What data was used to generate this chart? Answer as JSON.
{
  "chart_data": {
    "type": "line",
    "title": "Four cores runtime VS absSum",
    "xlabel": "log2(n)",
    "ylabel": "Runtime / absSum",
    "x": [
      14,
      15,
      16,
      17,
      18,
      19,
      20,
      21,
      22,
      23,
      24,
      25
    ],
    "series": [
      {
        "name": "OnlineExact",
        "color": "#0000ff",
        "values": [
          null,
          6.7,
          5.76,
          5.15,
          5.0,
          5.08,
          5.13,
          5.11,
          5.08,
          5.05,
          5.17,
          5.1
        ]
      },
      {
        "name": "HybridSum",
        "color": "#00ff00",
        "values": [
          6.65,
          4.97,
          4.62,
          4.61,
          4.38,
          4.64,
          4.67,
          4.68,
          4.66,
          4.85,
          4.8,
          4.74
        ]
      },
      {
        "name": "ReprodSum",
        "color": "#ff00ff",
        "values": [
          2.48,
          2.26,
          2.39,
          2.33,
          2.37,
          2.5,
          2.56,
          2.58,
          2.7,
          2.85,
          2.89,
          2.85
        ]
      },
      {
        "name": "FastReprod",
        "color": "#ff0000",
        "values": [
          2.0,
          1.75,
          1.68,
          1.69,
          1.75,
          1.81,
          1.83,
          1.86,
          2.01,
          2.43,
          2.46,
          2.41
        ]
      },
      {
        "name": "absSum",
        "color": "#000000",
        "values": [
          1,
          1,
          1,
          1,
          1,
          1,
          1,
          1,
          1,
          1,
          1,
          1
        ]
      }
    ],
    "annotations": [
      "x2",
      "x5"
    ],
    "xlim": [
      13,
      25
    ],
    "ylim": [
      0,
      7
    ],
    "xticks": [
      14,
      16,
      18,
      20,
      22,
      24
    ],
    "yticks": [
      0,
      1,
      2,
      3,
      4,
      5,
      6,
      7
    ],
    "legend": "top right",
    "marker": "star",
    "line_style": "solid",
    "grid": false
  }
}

════

Task directions:
Output the listing above word for word.

Task response:
What data was used to generate this chart? Answer as JSON.
{
  "chart_data": {
    "type": "line",
    "title": "Four cores runtime VS absSum",
    "xlabel": "log2(n)",
    "ylabel": "Runtime / absSum",
    "x": [
      14,
      15,
      16,
      17,
      18,
      19,
      20,
      21,
      22,
      23,
      24,
      25
    ],
    "series": [
      {
        "name": "OnlineExact",
        "color": "#0000ff",
        "values": [
          null,
          6.7,
          5.76,
          5.15,
          5.0,
          5.08,
          5.13,
          5.11,
          5.08,
          5.05,
          5.17,
          5.1
        ]
      },
      {
        "name": "HybridSum",
        "color": "#00ff00",
        "values": [
          6.65,
          4.97,
          4.62,
          4.61,
          4.38,
          4.64,
          4.67,
          4.68,
          4.66,
          4.85,
          4.8,
          4.74
        ]
      },
      {
        "name": "ReprodSum",
        "color": "#ff00ff",
        "values": [
          2.48,
          2.26,
          2.39,
          2.33,
          2.37,
          2.5,
          2.56,
          2.58,
          2.7,
          2.85,
          2.89,
          2.85
        ]
      },
      {
        "name": "FastReprod",
        "color": "#ff0000",
        "values": [
          2.0,
          1.75,
          1.68,
          1.69,
          1.75,
          1.81,
          1.83,
          1.86,
          2.01,
          2.43,
          2.46,
          2.41
        ]
      },
      {
        "name": "absSum",
        "color": "#000000",
        "values": [
          1,
          1,
          1,
          1,
          1,
          1,
          1,
          1,
          1,
          1,
          1,
          1
        ]
      }
    ],
    "annotations": [
      "x2",
      "x5"
    ],
    "xlim": [
      13,
      25
    ],
    "ylim": [
      0,
      7
    ],
    "xticks": [
      14,
      16,
      18,
      20,
      22,
      24
    ],
    "yticks": [
      0,
      1,
      2,
      3,
      4,
      5,
      6,
      7
    ],
    "legend": "top right",
    "marker": "star",
    "line_style": "solid",
    "grid": false
  }
}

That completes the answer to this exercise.